- **RECORDS TO USE**:
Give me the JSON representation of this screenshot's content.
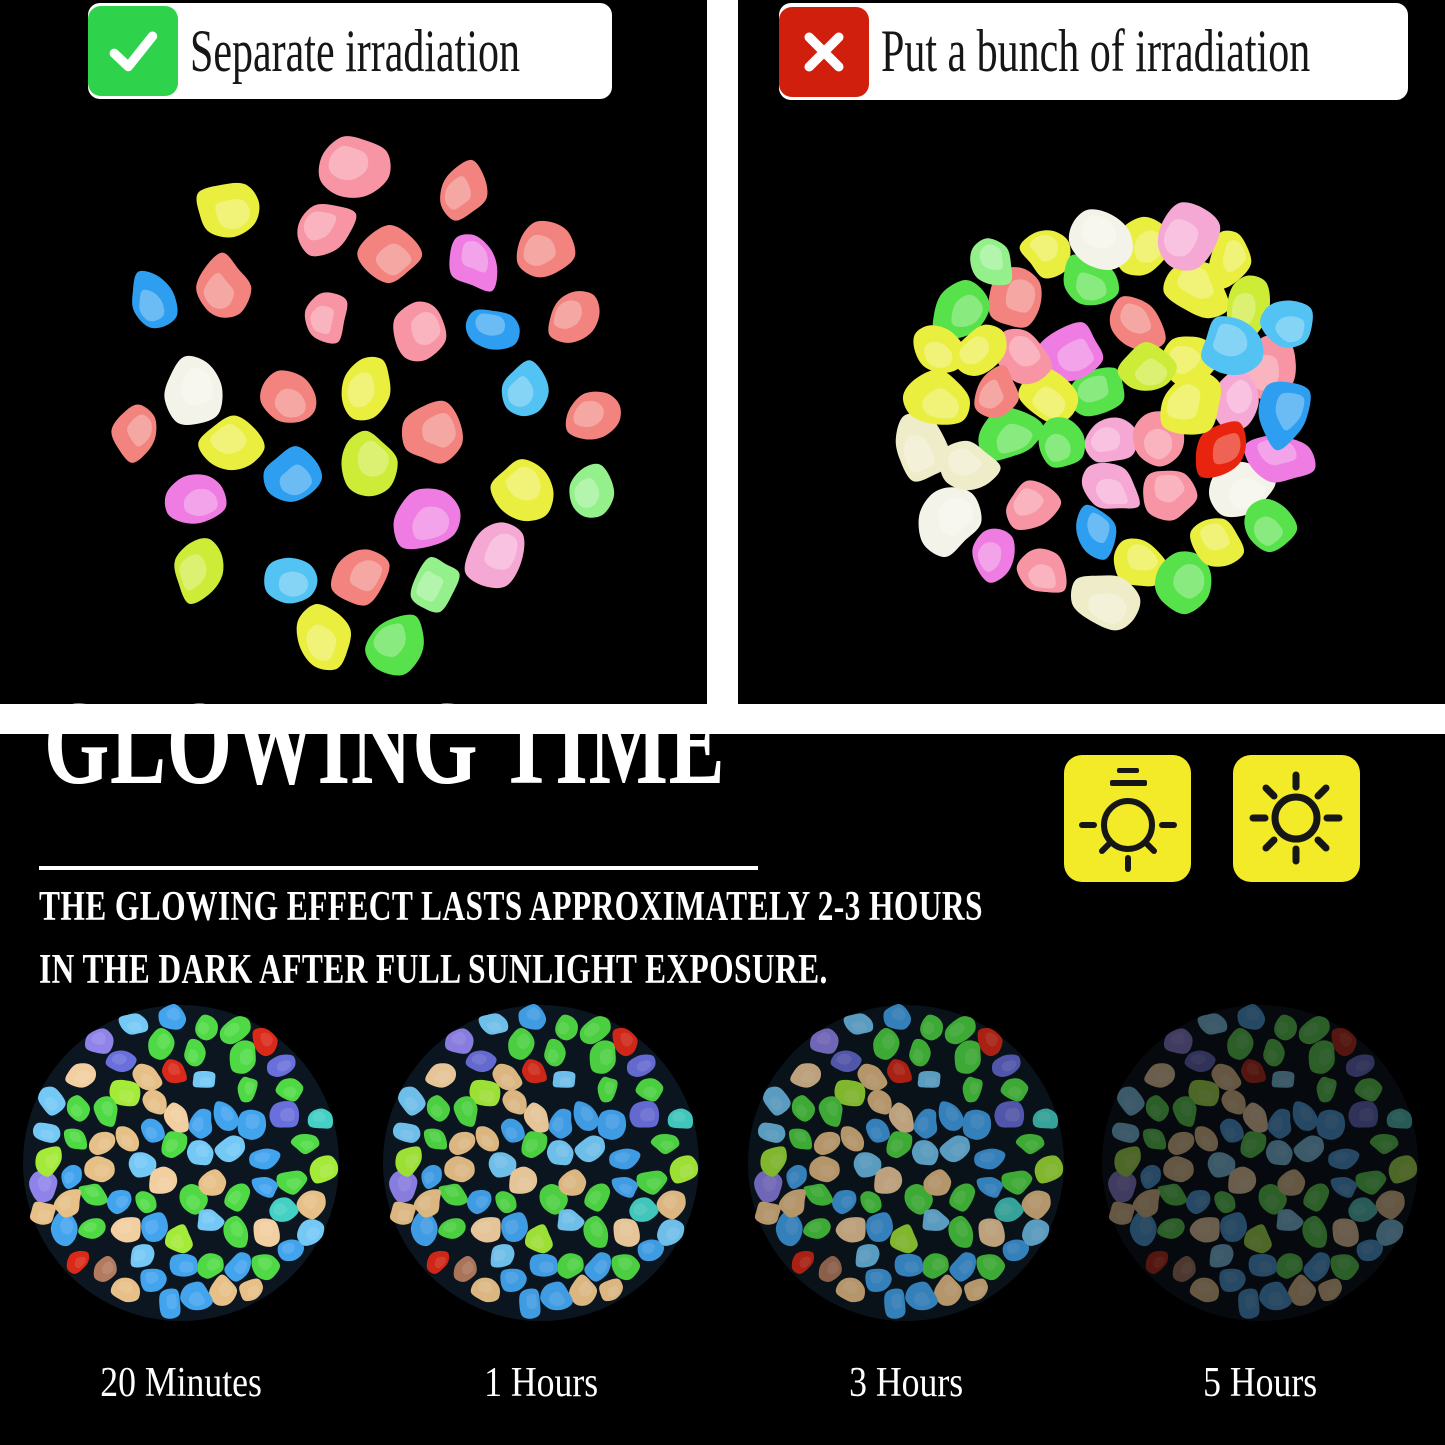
{
  "page": {
    "background": "#000000",
    "divider_color": "#ffffff"
  },
  "comparison": {
    "good": {
      "label": "Separate irradiation",
      "icon": "check",
      "icon_color": "#2fd24b",
      "chip_bg": "#ffffff",
      "text_color": "#161616"
    },
    "bad": {
      "label": "Put a bunch of irradiation",
      "icon": "cross",
      "icon_color": "#d11f0e",
      "chip_bg": "#ffffff",
      "text_color": "#161616"
    }
  },
  "glowing_time": {
    "title": "GLOWING TIME",
    "description_line1": "THE GLOWING EFFECT LASTS APPROXIMATELY 2-3 HOURS",
    "description_line2": "IN THE DARK AFTER FULL SUNLIGHT EXPOSURE.",
    "text_color": "#ffffff",
    "icon_bg": "#f3eb28",
    "icon_glyph_color": "#161616",
    "icons": [
      {
        "name": "lamp-icon"
      },
      {
        "name": "sun-icon"
      }
    ],
    "stages": [
      {
        "label": "20 Minutes",
        "brightness": 1.0
      },
      {
        "label": "1 Hours",
        "brightness": 0.95
      },
      {
        "label": "3 Hours",
        "brightness": 0.78
      },
      {
        "label": "5 Hours",
        "brightness": 0.45
      }
    ]
  },
  "pebbles": {
    "day_palette": [
      {
        "color": "#f2837e",
        "weight": 5
      },
      {
        "color": "#f795a4",
        "weight": 3
      },
      {
        "color": "#ee7ce2",
        "weight": 3
      },
      {
        "color": "#f5a8d4",
        "weight": 2
      },
      {
        "color": "#e9ee3f",
        "weight": 4
      },
      {
        "color": "#cdec37",
        "weight": 2
      },
      {
        "color": "#57e14a",
        "weight": 3
      },
      {
        "color": "#93f08b",
        "weight": 2
      },
      {
        "color": "#2e9ff0",
        "weight": 3
      },
      {
        "color": "#52c3f2",
        "weight": 2
      },
      {
        "color": "#f3f3e9",
        "weight": 1
      }
    ],
    "bunch_extra_palette": [
      {
        "color": "#e8230e",
        "weight": 1
      },
      {
        "color": "#efecc9",
        "weight": 2
      }
    ],
    "glow_palette": [
      {
        "color": "#47a3ea",
        "weight": 13
      },
      {
        "color": "#77c7f3",
        "weight": 6
      },
      {
        "color": "#6a6fd6",
        "weight": 5
      },
      {
        "color": "#8f83e6",
        "weight": 2
      },
      {
        "color": "#54d84a",
        "weight": 9
      },
      {
        "color": "#a6e93f",
        "weight": 4
      },
      {
        "color": "#e5c08b",
        "weight": 8
      },
      {
        "color": "#f0cfa2",
        "weight": 3
      },
      {
        "color": "#49cfc3",
        "weight": 1
      },
      {
        "color": "#d32b1b",
        "weight": 1
      },
      {
        "color": "#b07b61",
        "weight": 1
      }
    ]
  }
}
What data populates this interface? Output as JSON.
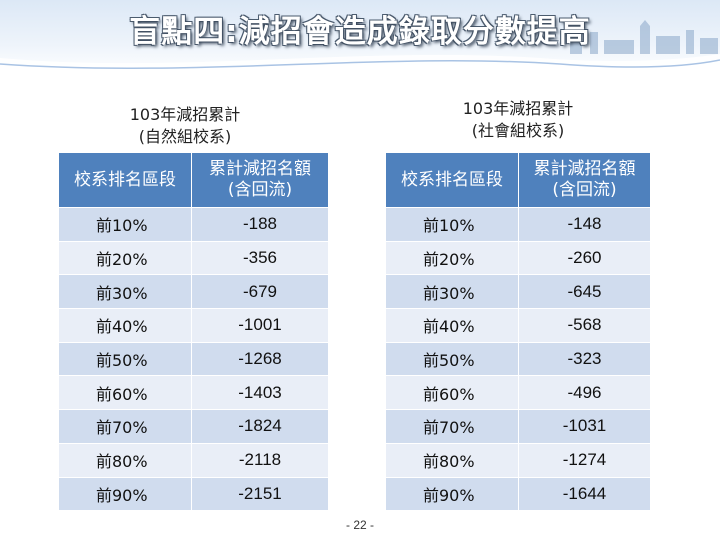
{
  "title": "盲點四:減招會造成錄取分數提高",
  "left": {
    "caption_line1": "103年減招累計",
    "caption_line2": "(自然組校系)",
    "header_col1": "校系排名區段",
    "header_col2_line1": "累計減招名額",
    "header_col2_line2": "(含回流)",
    "rows": [
      {
        "range": "前10%",
        "value": "-188"
      },
      {
        "range": "前20%",
        "value": "-356"
      },
      {
        "range": "前30%",
        "value": "-679"
      },
      {
        "range": "前40%",
        "value": "-1001"
      },
      {
        "range": "前50%",
        "value": "-1268"
      },
      {
        "range": "前60%",
        "value": "-1403"
      },
      {
        "range": "前70%",
        "value": "-1824"
      },
      {
        "range": "前80%",
        "value": "-2118"
      },
      {
        "range": "前90%",
        "value": "-2151"
      }
    ]
  },
  "right": {
    "caption_line1": "103年減招累計",
    "caption_line2": "(社會組校系)",
    "header_col1": "校系排名區段",
    "header_col2_line1": "累計減招名額",
    "header_col2_line2": "(含回流)",
    "rows": [
      {
        "range": "前10%",
        "value": "-148"
      },
      {
        "range": "前20%",
        "value": "-260"
      },
      {
        "range": "前30%",
        "value": "-645"
      },
      {
        "range": "前40%",
        "value": "-568"
      },
      {
        "range": "前50%",
        "value": "-323"
      },
      {
        "range": "前60%",
        "value": "-496"
      },
      {
        "range": "前70%",
        "value": "-1031"
      },
      {
        "range": "前80%",
        "value": "-1274"
      },
      {
        "range": "前90%",
        "value": "-1644"
      }
    ]
  },
  "page_number": "- 22 -",
  "colors": {
    "header_blue": "#4f81bd",
    "row_dark": "#d0dcee",
    "row_light": "#e9eef7"
  }
}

- **TASK DESCRIPTION**: Exclude all images and restate the records above word for word.

- **SOLUTION TO THIS PROBLEM**:
Give me the JSON representation of this screenshot's content.
{
  "page": {
    "background": "#000000",
    "divider_color": "#ffffff"
  },
  "comparison": {
    "good": {
      "label": "Separate irradiation",
      "icon": "check",
      "icon_color": "#2fd24b",
      "chip_bg": "#ffffff",
      "text_color": "#161616"
    },
    "bad": {
      "label": "Put a bunch of irradiation",
      "icon": "cross",
      "icon_color": "#d11f0e",
      "chip_bg": "#ffffff",
      "text_color": "#161616"
    }
  },
  "glowing_time": {
    "title": "GLOWING TIME",
    "description_line1": "THE GLOWING EFFECT LASTS APPROXIMATELY 2-3 HOURS",
    "description_line2": "IN THE DARK AFTER FULL SUNLIGHT EXPOSURE.",
    "text_color": "#ffffff",
    "icon_bg": "#f3eb28",
    "icon_glyph_color": "#161616",
    "icons": [
      {
        "name": "lamp-icon"
      },
      {
        "name": "sun-icon"
      }
    ],
    "stages": [
      {
        "label": "20 Minutes",
        "brightness": 1.0
      },
      {
        "label": "1 Hours",
        "brightness": 0.95
      },
      {
        "label": "3 Hours",
        "brightness": 0.78
      },
      {
        "label": "5 Hours",
        "brightness": 0.45
      }
    ]
  },
  "pebbles": {
    "day_palette": [
      {
        "color": "#f2837e",
        "weight": 5
      },
      {
        "color": "#f795a4",
        "weight": 3
      },
      {
        "color": "#ee7ce2",
        "weight": 3
      },
      {
        "color": "#f5a8d4",
        "weight": 2
      },
      {
        "color": "#e9ee3f",
        "weight": 4
      },
      {
        "color": "#cdec37",
        "weight": 2
      },
      {
        "color": "#57e14a",
        "weight": 3
      },
      {
        "color": "#93f08b",
        "weight": 2
      },
      {
        "color": "#2e9ff0",
        "weight": 3
      },
      {
        "color": "#52c3f2",
        "weight": 2
      },
      {
        "color": "#f3f3e9",
        "weight": 1
      }
    ],
    "bunch_extra_palette": [
      {
        "color": "#e8230e",
        "weight": 1
      },
      {
        "color": "#efecc9",
        "weight": 2
      }
    ],
    "glow_palette": [
      {
        "color": "#47a3ea",
        "weight": 13
      },
      {
        "color": "#77c7f3",
        "weight": 6
      },
      {
        "color": "#6a6fd6",
        "weight": 5
      },
      {
        "color": "#8f83e6",
        "weight": 2
      },
      {
        "color": "#54d84a",
        "weight": 9
      },
      {
        "color": "#a6e93f",
        "weight": 4
      },
      {
        "color": "#e5c08b",
        "weight": 8
      },
      {
        "color": "#f0cfa2",
        "weight": 3
      },
      {
        "color": "#49cfc3",
        "weight": 1
      },
      {
        "color": "#d32b1b",
        "weight": 1
      },
      {
        "color": "#b07b61",
        "weight": 1
      }
    ]
  }
}
What data populates this interface? Output as JSON.
{
  "title": "盲點四:減招會造成錄取分數提高",
  "left": {
    "caption_line1": "103年減招累計",
    "caption_line2": "(自然組校系)",
    "header_col1": "校系排名區段",
    "header_col2_line1": "累計減招名額",
    "header_col2_line2": "(含回流)",
    "rows": [
      {
        "range": "前10%",
        "value": "-188"
      },
      {
        "range": "前20%",
        "value": "-356"
      },
      {
        "range": "前30%",
        "value": "-679"
      },
      {
        "range": "前40%",
        "value": "-1001"
      },
      {
        "range": "前50%",
        "value": "-1268"
      },
      {
        "range": "前60%",
        "value": "-1403"
      },
      {
        "range": "前70%",
        "value": "-1824"
      },
      {
        "range": "前80%",
        "value": "-2118"
      },
      {
        "range": "前90%",
        "value": "-2151"
      }
    ]
  },
  "right": {
    "caption_line1": "103年減招累計",
    "caption_line2": "(社會組校系)",
    "header_col1": "校系排名區段",
    "header_col2_line1": "累計減招名額",
    "header_col2_line2": "(含回流)",
    "rows": [
      {
        "range": "前10%",
        "value": "-148"
      },
      {
        "range": "前20%",
        "value": "-260"
      },
      {
        "range": "前30%",
        "value": "-645"
      },
      {
        "range": "前40%",
        "value": "-568"
      },
      {
        "range": "前50%",
        "value": "-323"
      },
      {
        "range": "前60%",
        "value": "-496"
      },
      {
        "range": "前70%",
        "value": "-1031"
      },
      {
        "range": "前80%",
        "value": "-1274"
      },
      {
        "range": "前90%",
        "value": "-1644"
      }
    ]
  },
  "page_number": "- 22 -",
  "colors": {
    "header_blue": "#4f81bd",
    "row_dark": "#d0dcee",
    "row_light": "#e9eef7"
  }
}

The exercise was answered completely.